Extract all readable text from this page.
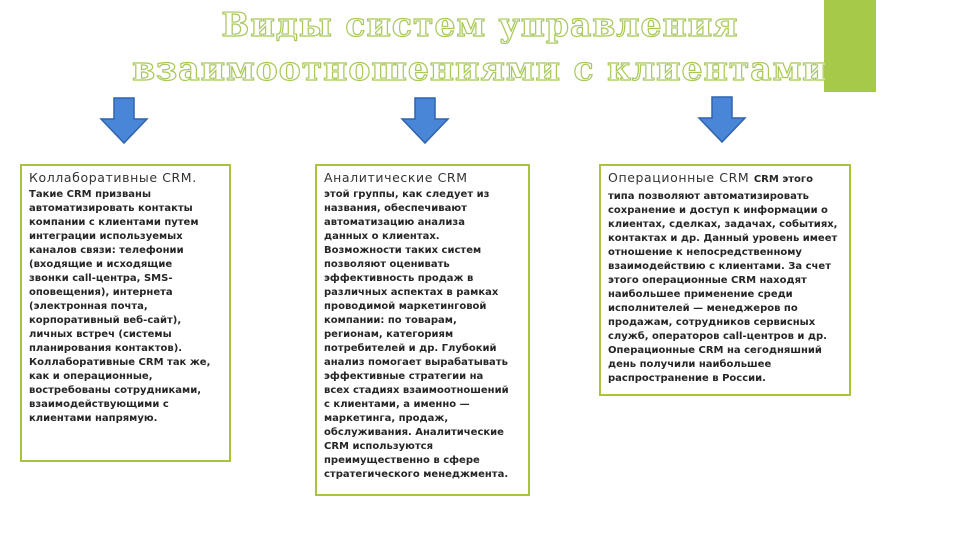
Виды систем управления
взаимоотношениями с клиентами
Коллаборативные CRM.
Такие CRM призваны
автоматизировать контакты
компании с клиентами путем
интеграции используемых
каналов связи: телефонии
(входящие и исходящие
звонки call-центра, SMS-
оповещения), интернета
(электронная почта,
корпоративный веб-сайт),
личных встреч (системы
планирования контактов).
Коллаборативные CRM так же,
как и операционные,
востребованы сотрудниками,
взаимодействующими с
клиентами напрямую.
Аналитические CRM
этой группы, как следует из
названия, обеспечивают
автоматизацию анализа
данных о клиентах.
Возможности таких систем
позволяют оценивать
эффективность продаж в
различных аспектах в рамках
проводимой маркетинговой
компании: по товарам,
регионам, категориям
потребителей и др. Глубокий
анализ помогает вырабатывать
эффективные стратегии на
всех стадиях взаимоотношений
с клиентами, а именно —
маркетинга, продаж,
обслуживания. Аналитические
CRM используются
преимущественно в сфере
стратегического менеджмента.
Операционные CRM CRM этого
типа позволяют автоматизировать
сохранение и доступ к информации о
клиентах, сделках, задачах, событиях,
контактах и др. Данный уровень имеет
отношение к непосредственному
взаимодействию с клиентами. За счет
этого операционные CRM находят
наибольшее применение среди
исполнителей — менеджеров по
продажам, сотрудников сервисных
служб, операторов call-центров и др.
Операционные CRM на сегодняшний
день получили наибольшее
распространение в России.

# Task description:
Copy the records above exactly, leaving out every picture.

# Finished exercise:
Extract all readable text from this page.
Виды систем управления
взаимоотношениями с клиентами
Коллаборативные CRM.
Такие CRM призваны
автоматизировать контакты
компании с клиентами путем
интеграции используемых
каналов связи: телефонии
(входящие и исходящие
звонки call-центра, SMS-
оповещения), интернета
(электронная почта,
корпоративный веб-сайт),
личных встреч (системы
планирования контактов).
Коллаборативные CRM так же,
как и операционные,
востребованы сотрудниками,
взаимодействующими с
клиентами напрямую.
Аналитические CRM
этой группы, как следует из
названия, обеспечивают
автоматизацию анализа
данных о клиентах.
Возможности таких систем
позволяют оценивать
эффективность продаж в
различных аспектах в рамках
проводимой маркетинговой
компании: по товарам,
регионам, категориям
потребителей и др. Глубокий
анализ помогает вырабатывать
эффективные стратегии на
всех стадиях взаимоотношений
с клиентами, а именно —
маркетинга, продаж,
обслуживания. Аналитические
CRM используются
преимущественно в сфере
стратегического менеджмента.
Операционные CRM CRM этого
типа позволяют автоматизировать
сохранение и доступ к информации о
клиентах, сделках, задачах, событиях,
контактах и др. Данный уровень имеет
отношение к непосредственному
взаимодействию с клиентами. За счет
этого операционные CRM находят
наибольшее применение среди
исполнителей — менеджеров по
продажам, сотрудников сервисных
служб, операторов call-центров и др.
Операционные CRM на сегодняшний
день получили наибольшее
распространение в России.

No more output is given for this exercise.